▸ **Records provided**:
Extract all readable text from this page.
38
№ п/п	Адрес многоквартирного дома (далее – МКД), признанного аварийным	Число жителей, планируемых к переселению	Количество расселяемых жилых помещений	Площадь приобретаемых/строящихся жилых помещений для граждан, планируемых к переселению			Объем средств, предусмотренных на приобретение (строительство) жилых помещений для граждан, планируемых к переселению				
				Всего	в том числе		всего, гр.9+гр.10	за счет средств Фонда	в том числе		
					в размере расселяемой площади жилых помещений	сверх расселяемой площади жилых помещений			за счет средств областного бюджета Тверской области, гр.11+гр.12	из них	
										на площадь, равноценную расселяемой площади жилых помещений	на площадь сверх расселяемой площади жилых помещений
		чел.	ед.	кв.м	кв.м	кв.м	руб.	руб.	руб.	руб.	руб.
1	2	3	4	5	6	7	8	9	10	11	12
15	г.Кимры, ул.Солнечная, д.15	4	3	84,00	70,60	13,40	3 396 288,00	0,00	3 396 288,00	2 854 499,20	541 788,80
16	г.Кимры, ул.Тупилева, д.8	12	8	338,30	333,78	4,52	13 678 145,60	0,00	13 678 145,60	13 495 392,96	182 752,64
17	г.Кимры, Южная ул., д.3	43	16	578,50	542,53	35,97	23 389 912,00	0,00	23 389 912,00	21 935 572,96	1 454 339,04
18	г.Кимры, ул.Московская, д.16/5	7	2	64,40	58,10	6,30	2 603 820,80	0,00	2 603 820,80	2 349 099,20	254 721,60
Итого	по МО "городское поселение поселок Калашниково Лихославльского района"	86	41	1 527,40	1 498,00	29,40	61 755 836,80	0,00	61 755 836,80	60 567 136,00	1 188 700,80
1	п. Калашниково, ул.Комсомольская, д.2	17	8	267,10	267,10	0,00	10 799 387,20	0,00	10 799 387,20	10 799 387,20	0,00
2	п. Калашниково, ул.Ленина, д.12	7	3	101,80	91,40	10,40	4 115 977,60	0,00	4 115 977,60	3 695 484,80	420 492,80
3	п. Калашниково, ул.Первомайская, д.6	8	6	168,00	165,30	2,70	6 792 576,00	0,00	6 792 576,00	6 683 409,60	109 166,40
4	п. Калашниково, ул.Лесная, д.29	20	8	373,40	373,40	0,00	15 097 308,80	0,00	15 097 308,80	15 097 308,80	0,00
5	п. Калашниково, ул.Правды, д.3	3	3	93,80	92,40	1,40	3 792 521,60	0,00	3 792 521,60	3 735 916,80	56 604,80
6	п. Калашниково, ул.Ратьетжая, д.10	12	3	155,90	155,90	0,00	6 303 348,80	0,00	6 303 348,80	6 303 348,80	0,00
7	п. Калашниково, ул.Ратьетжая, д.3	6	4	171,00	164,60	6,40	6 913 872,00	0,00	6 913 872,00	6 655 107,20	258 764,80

▸ **What is required**: Give a word-for-word copy of the records.

▸ **Task output**:
Extract all readable text from this page.
38
№ п/п	Адрес многоквартирного дома (далее – МКД), признанного аварийным	Число жителей, планируемых к переселению	Количество расселяемых жилых помещений	Площадь приобретаемых/строящихся жилых помещений для граждан, планируемых к переселению			Объем средств, предусмотренных на приобретение (строительство) жилых помещений для граждан, планируемых к переселению				
				Всего	в том числе		всего, гр.9+гр.10	за счет средств Фонда	в том числе		
					в размере расселяемой площади жилых помещений	сверх расселяемой площади жилых помещений			за счет средств областного бюджета Тверской области, гр.11+гр.12	из них	
										на площадь, равноценную расселяемой площади жилых помещений	на площадь сверх расселяемой площади жилых помещений
		чел.	ед.	кв.м	кв.м	кв.м	руб.	руб.	руб.	руб.	руб.
1	2	3	4	5	6	7	8	9	10	11	12
15	г.Кимры, ул.Солнечная, д.15	4	3	84,00	70,60	13,40	3 396 288,00	0,00	3 396 288,00	2 854 499,20	541 788,80
16	г.Кимры, ул.Тупилева, д.8	12	8	338,30	333,78	4,52	13 678 145,60	0,00	13 678 145,60	13 495 392,96	182 752,64
17	г.Кимры, Южная ул., д.3	43	16	578,50	542,53	35,97	23 389 912,00	0,00	23 389 912,00	21 935 572,96	1 454 339,04
18	г.Кимры, ул.Московская, д.16/5	7	2	64,40	58,10	6,30	2 603 820,80	0,00	2 603 820,80	2 349 099,20	254 721,60
Итого	по МО "городское поселение поселок Калашниково Лихославльского района"	86	41	1 527,40	1 498,00	29,40	61 755 836,80	0,00	61 755 836,80	60 567 136,00	1 188 700,80
1	п. Калашниково, ул.Комсомольская, д.2	17	8	267,10	267,10	0,00	10 799 387,20	0,00	10 799 387,20	10 799 387,20	0,00
2	п. Калашниково, ул.Ленина, д.12	7	3	101,80	91,40	10,40	4 115 977,60	0,00	4 115 977,60	3 695 484,80	420 492,80
3	п. Калашниково, ул.Первомайская, д.6	8	6	168,00	165,30	2,70	6 792 576,00	0,00	6 792 576,00	6 683 409,60	109 166,40
4	п. Калашниково, ул.Лесная, д.29	20	8	373,40	373,40	0,00	15 097 308,80	0,00	15 097 308,80	15 097 308,80	0,00
5	п. Калашниково, ул.Правды, д.3	3	3	93,80	92,40	1,40	3 792 521,60	0,00	3 792 521,60	3 735 916,80	56 604,80
6	п. Калашниково, ул.Ратьетжая, д.10	12	3	155,90	155,90	0,00	6 303 348,80	0,00	6 303 348,80	6 303 348,80	0,00
7	п. Калашниково, ул.Ратьетжая, д.3	6	4	171,00	164,60	6,40	6 913 872,00	0,00	6 913 872,00	6 655 107,20	258 764,80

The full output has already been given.